How many lines of the data hold the word "lighting"? State the number and nothing else.

*-*-*

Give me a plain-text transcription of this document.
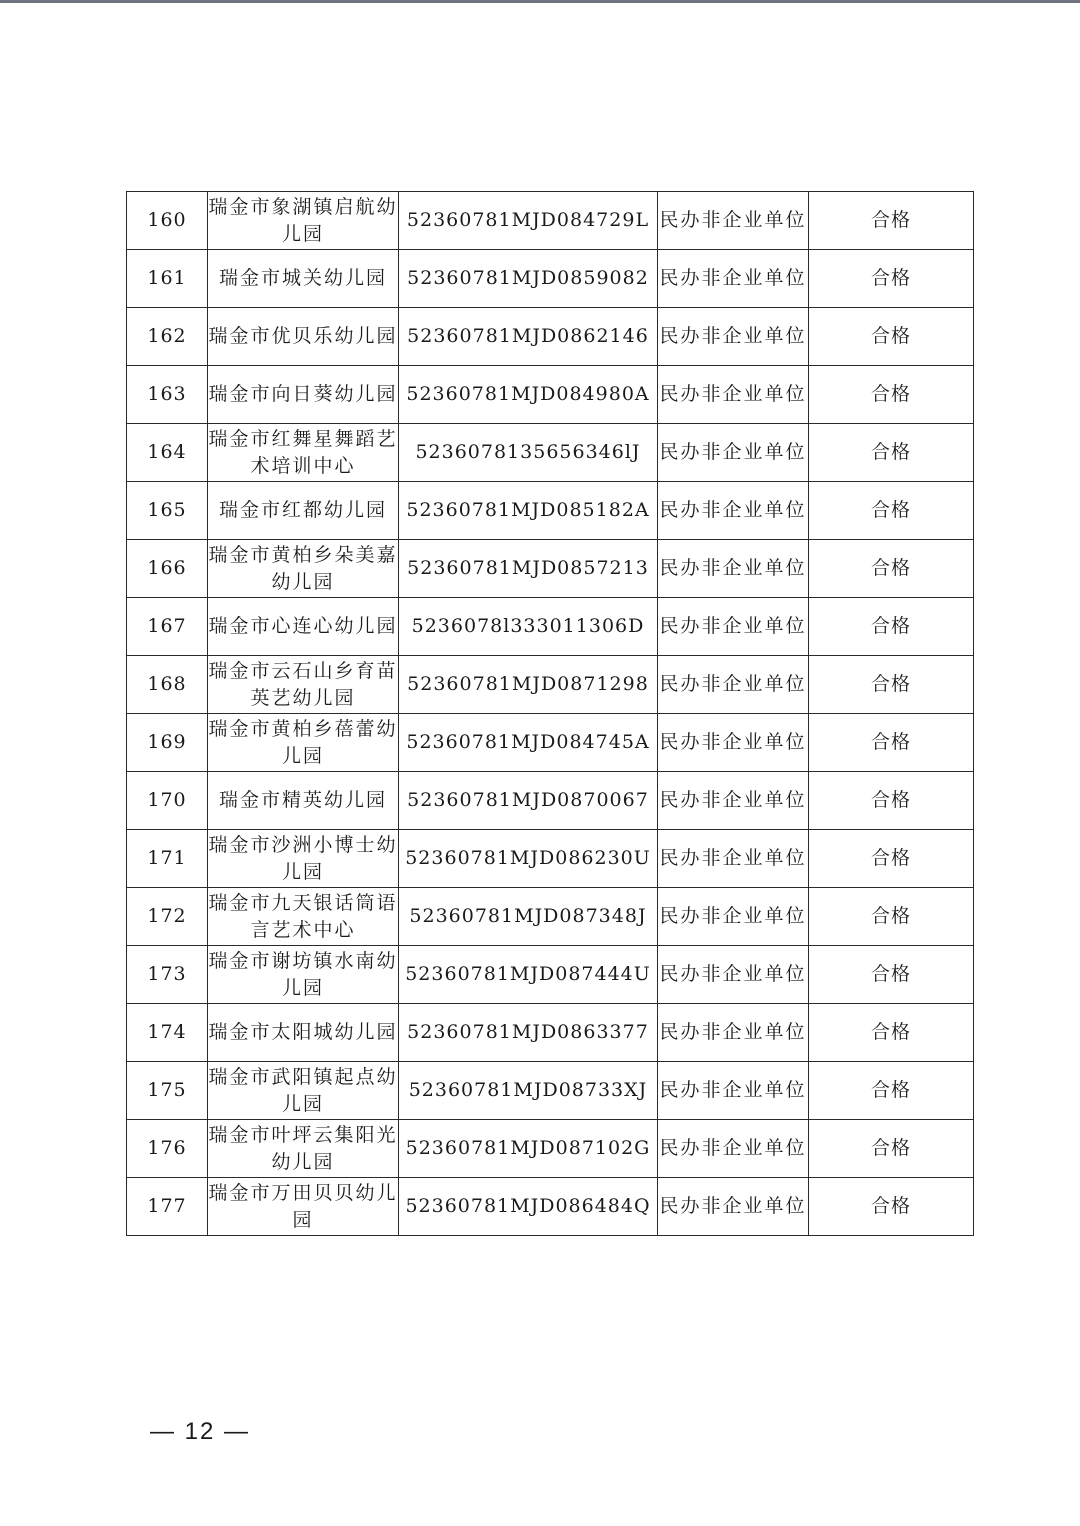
160	瑞金市象湖镇启航幼儿园	52360781MJD084729L	民办非企业单位	合格
161	瑞金市城关幼儿园	52360781MJD0859082	民办非企业单位	合格
162	瑞金市优贝乐幼儿园	52360781MJD0862146	民办非企业单位	合格
163	瑞金市向日葵幼儿园	52360781MJD084980A	民办非企业单位	合格
164	瑞金市红舞星舞蹈艺术培训中心	5236078135656346lJ	民办非企业单位	合格
165	瑞金市红都幼儿园	52360781MJD085182A	民办非企业单位	合格
166	瑞金市黄柏乡朵美嘉幼儿园	52360781MJD0857213	民办非企业单位	合格
167	瑞金市心连心幼儿园	5236078l333011306D	民办非企业单位	合格
168	瑞金市云石山乡育苗英艺幼儿园	52360781MJD0871298	民办非企业单位	合格
169	瑞金市黄柏乡蓓蕾幼儿园	52360781MJD084745A	民办非企业单位	合格
170	瑞金市精英幼儿园	52360781MJD0870067	民办非企业单位	合格
171	瑞金市沙洲小博士幼儿园	52360781MJD086230U	民办非企业单位	合格
172	瑞金市九天银话筒语言艺术中心	52360781MJD087348J	民办非企业单位	合格
173	瑞金市谢坊镇水南幼儿园	52360781MJD087444U	民办非企业单位	合格
174	瑞金市太阳城幼儿园	52360781MJD0863377	民办非企业单位	合格
175	瑞金市武阳镇起点幼儿园	52360781MJD08733XJ	民办非企业单位	合格
176	瑞金市叶坪云集阳光幼儿园	52360781MJD087102G	民办非企业单位	合格
177	瑞金市万田贝贝幼儿园	52360781MJD086484Q	民办非企业单位	合格
— 12 —
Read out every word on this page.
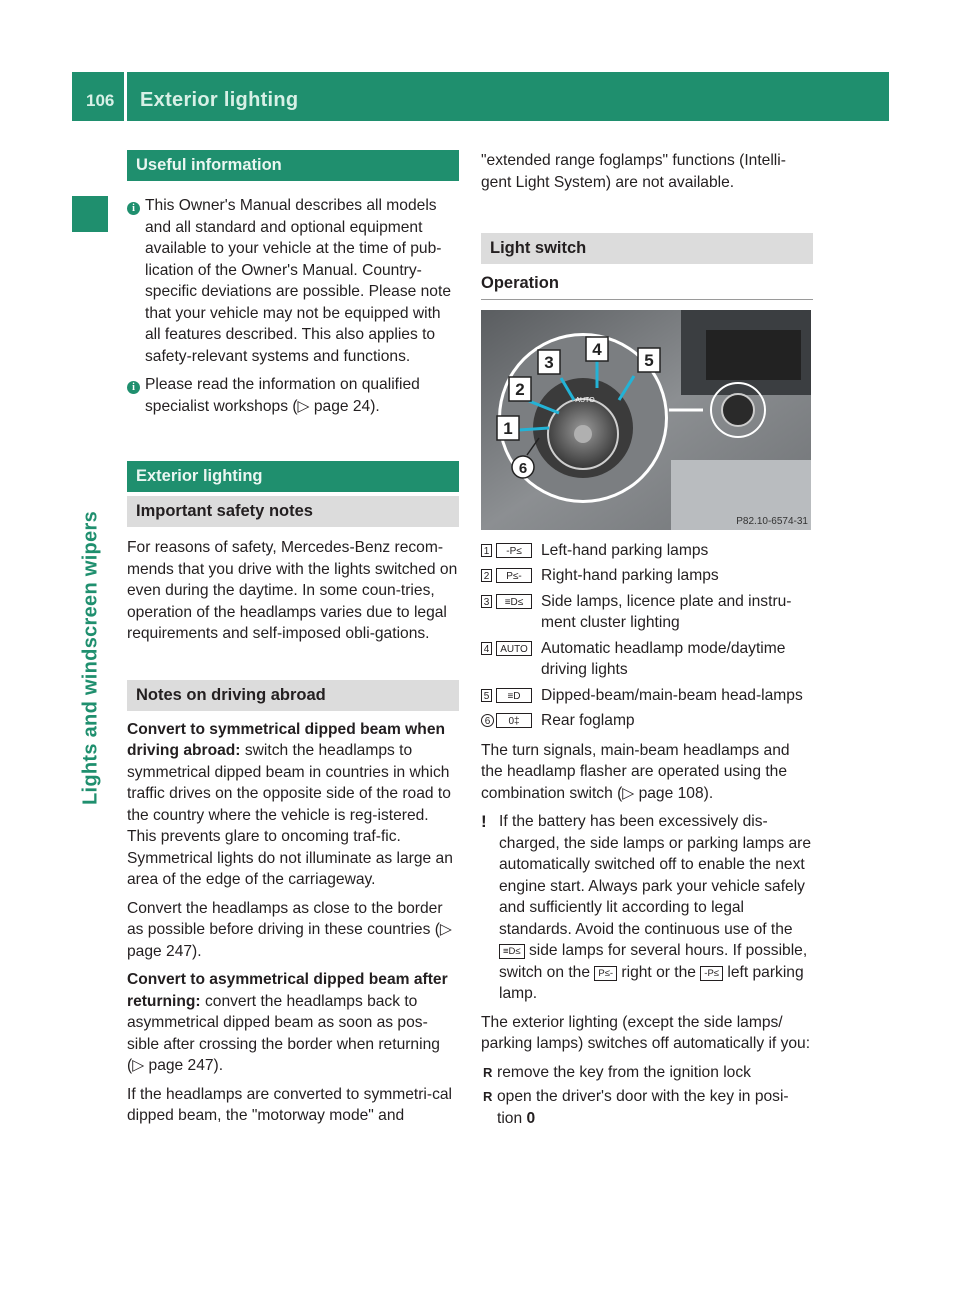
106 Exterior lighting
Lights and windscreen wipers
Useful information
i This Owner's Manual describes all models and all standard and optional equipment available to your vehicle at the time of pub-lication of the Owner's Manual. Country-specific deviations are possible. Please note that your vehicle may not be equipped with all features described. This also applies to safety-relevant systems and functions.
i Please read the information on qualified specialist workshops (▷ page 24).
Exterior lighting
Important safety notes

For reasons of safety, Mercedes-Benz recom-mends that you drive with the lights switched on even during the daytime. In some coun-tries, operation of the headlamps varies due to legal requirements and self-imposed obli-gations.

Notes on driving abroad

Convert to symmetrical dipped beam when driving abroad: switch the headlamps to symmetrical dipped beam in countries in which traffic drives on the opposite side of the road to the country where the vehicle is reg-istered. This prevents glare to oncoming traf-fic. Symmetrical lights do not illuminate as large an area of the edge of the carriageway.

Convert the headlamps as close to the border as possible before driving in these countries (▷ page 247).

Convert to asymmetrical dipped beam after returning: convert the headlamps back to asymmetrical dipped beam as soon as pos-sible after crossing the border when returning (▷ page 247).

If the headlamps are converted to symmetri-cal dipped beam, the "motorway mode" and

"extended range foglamps" functions (Intelli-gent Light System) are not available.

Light switch
Operation
AUTO
3
4
5
2
1
6
P82.10-6574-31
1	-P≤	Left-hand parking lamps
2	P≤-	Right-hand parking lamps
3	≡D≤	Side lamps, licence plate and instru-ment cluster lighting
4	AUTO Automatic headlamp mode/daytime driving lights
5	≡D	Dipped-beam/main-beam head-lamps
6	0‡	Rear foglamp

The turn signals, main-beam headlamps and the headlamp flasher are operated using the combination switch (▷ page 108).

! If the battery has been excessively dis-charged, the side lamps or parking lamps are automatically switched off to enable the next engine start. Always park your vehicle safely and sufficiently lit according to legal standards. Avoid the continuous use of the ≡D≤ side lamps for several hours. If possible, switch on the P≤- right or the -P≤ left parking lamp.

The exterior lighting (except the side lamps/ parking lamps) switches off automatically if you:

R remove the key from the ignition lock
R open the driver's door with the key in posi-tion 0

*-*-*

TASK SOLUTION:
4